Exercise prompt: Copy, from the data below, each line that has the word "footnote".

Bounding box prediction data:

════════════════════

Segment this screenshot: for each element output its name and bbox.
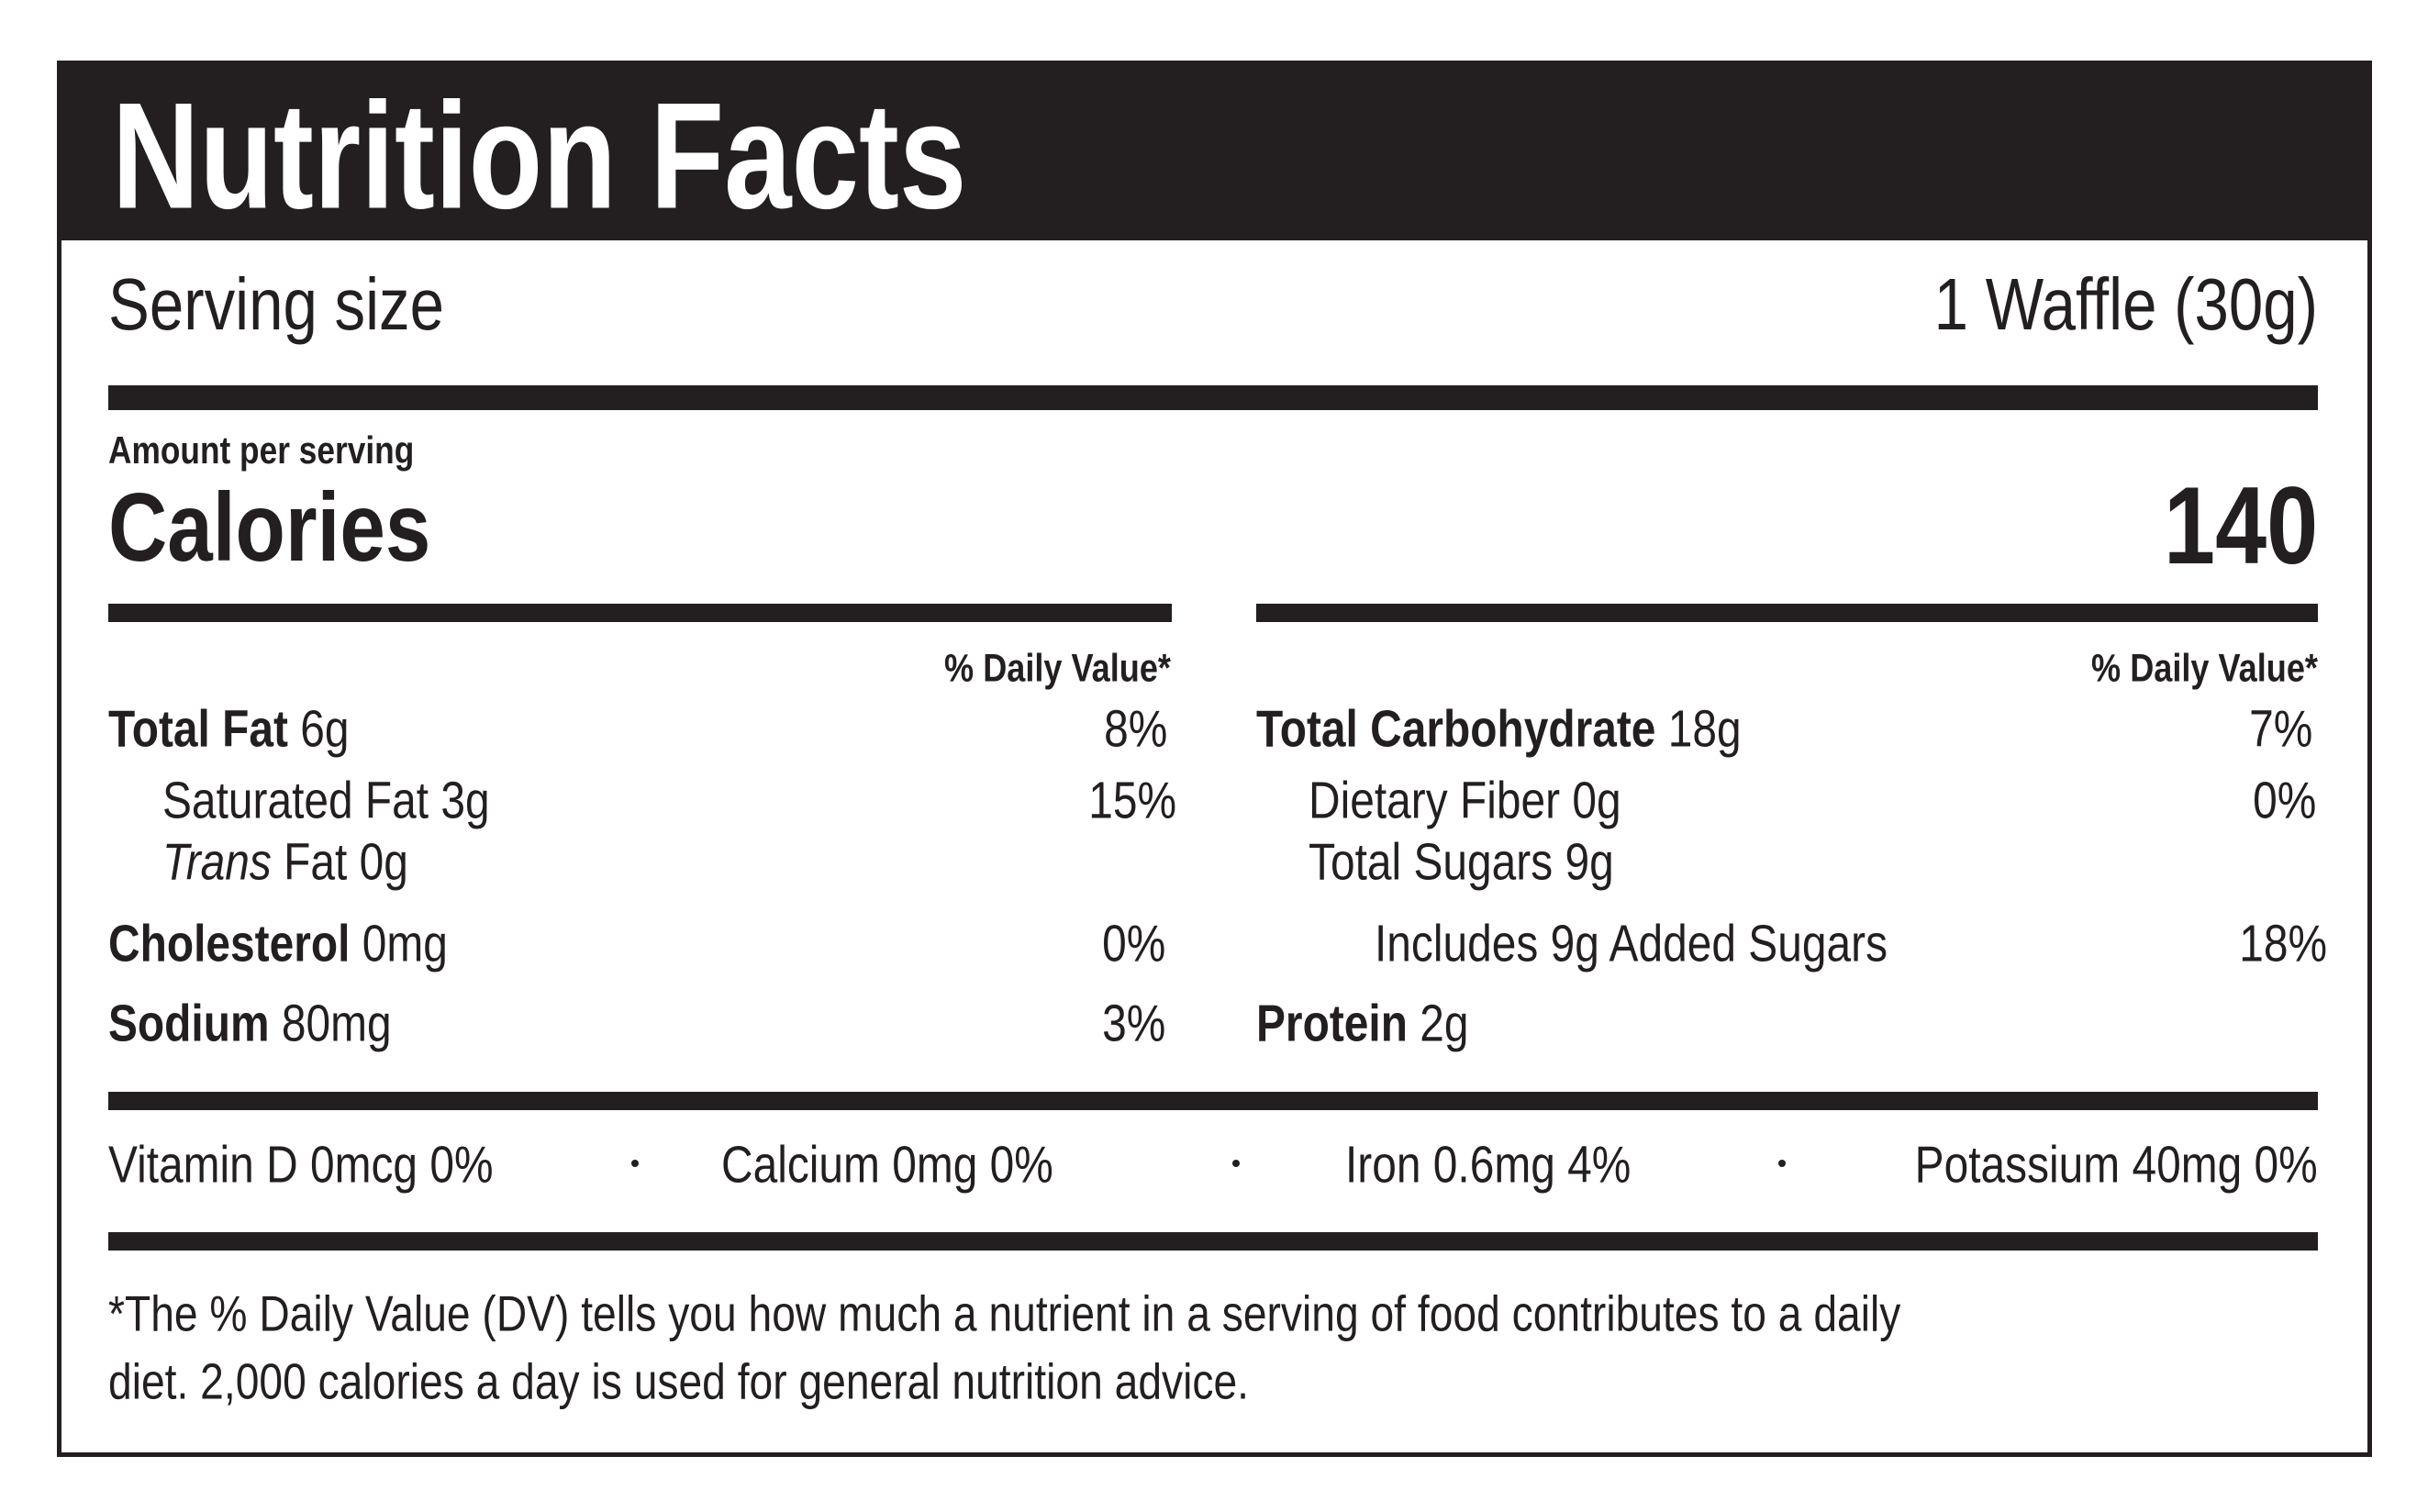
nutrient-row: Trans Fat 0g — [162, 836, 408, 889]
nutrient-dv: 15% — [1088, 771, 1176, 830]
nutrient-name: Total Sugars — [1309, 832, 1554, 892]
nutrient-row: Protein 2g — [1256, 994, 1469, 1053]
footnote-line: diet. 2,000 calories a day is used for g… — [108, 1352, 1250, 1410]
nutrient-row: Total Sugars 9g — [1309, 836, 1614, 889]
nutrient-dv: 3% — [1101, 994, 1165, 1053]
nutrient-name: Protein — [1256, 994, 1408, 1053]
separator — [1778, 1160, 1786, 1167]
nutrient-name: Total Fat — [108, 699, 288, 759]
nutrient-dv: 18% — [2239, 914, 2327, 973]
nutrient-row: Total Fat 6g — [108, 703, 350, 756]
nutrient-amount: 0mg — [362, 914, 448, 973]
serving-label: Serving size — [108, 263, 445, 345]
amount-per-serving: Amount per serving — [108, 428, 415, 472]
vitamin: Iron 0.6mg 4% — [1345, 1135, 1632, 1195]
nutrient-row: Dietary Fiber 0g — [1309, 771, 1621, 830]
vitamin: Potassium 40mg 0% — [1914, 1135, 2318, 1195]
nutrient-dv: 8% — [1103, 699, 1167, 759]
calories-value: 140 — [2163, 464, 2318, 587]
nutrient-row: Saturated Fat 3g — [162, 771, 490, 830]
nutrient-dv: 7% — [2248, 699, 2312, 759]
nutrient-amount: 9g — [1565, 832, 1614, 892]
vitamin: Vitamin D 0mcg 0% — [108, 1135, 494, 1195]
nutrient-amount: 80mg — [281, 994, 392, 1053]
nutrient-amount: 0g — [359, 832, 408, 892]
serving-value: 1 Waffle (30g) — [1933, 263, 2318, 345]
nutrient-name: Saturated Fat — [162, 771, 429, 830]
vitamin: Calcium 0mg 0% — [721, 1135, 1053, 1195]
rule — [108, 385, 2318, 410]
rule — [108, 1232, 2318, 1251]
nutrient-name: Trans — [162, 832, 272, 892]
nutrient-row: Sodium 80mg — [108, 994, 392, 1053]
calories-label: Calories — [108, 473, 431, 582]
nutrient-name: Total Carbohydrate — [1256, 699, 1656, 759]
rule — [108, 604, 1172, 622]
nutrient-name: Fat — [284, 832, 348, 892]
nutrient-dv: 0% — [2252, 771, 2316, 830]
rule — [1256, 604, 2318, 622]
title-band — [57, 61, 2372, 240]
nutrient-amount: 18g — [1667, 699, 1742, 759]
nutrient-name: Includes 9g Added Sugars — [1375, 914, 1888, 973]
dv-header: % Daily Value* — [2091, 646, 2318, 691]
nutrient-name: Dietary Fiber — [1309, 771, 1561, 830]
nutrient-name: Sodium — [108, 994, 270, 1053]
dv-header: % Daily Value* — [944, 646, 1171, 691]
separator — [631, 1160, 639, 1167]
footnote-line: *The % Daily Value (DV) tells you how mu… — [108, 1284, 1901, 1342]
title: Nutrition Facts — [112, 71, 967, 240]
nutrient-row: Total Carbohydrate 18g — [1256, 703, 1742, 756]
nutrient-amount: 6g — [300, 699, 350, 759]
nutrient-dv: 0% — [1101, 914, 1165, 973]
nutrient-amount: 0g — [1572, 771, 1621, 830]
separator — [1232, 1160, 1240, 1167]
nutrient-amount: 2g — [1420, 994, 1469, 1053]
nutrient-amount: 3g — [440, 771, 490, 830]
nutrient-row: Cholesterol 0mg — [108, 914, 448, 973]
rule — [108, 1092, 2318, 1110]
nutrient-name: Cholesterol — [108, 914, 351, 973]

════════════════════

Answer for the task:
footnote-line: diet. 2,000 calories a day is used for g… — [108, 1352, 1250, 1410]
footnote-line: *The % Daily Value (DV) tells you how mu… — [108, 1284, 1901, 1342]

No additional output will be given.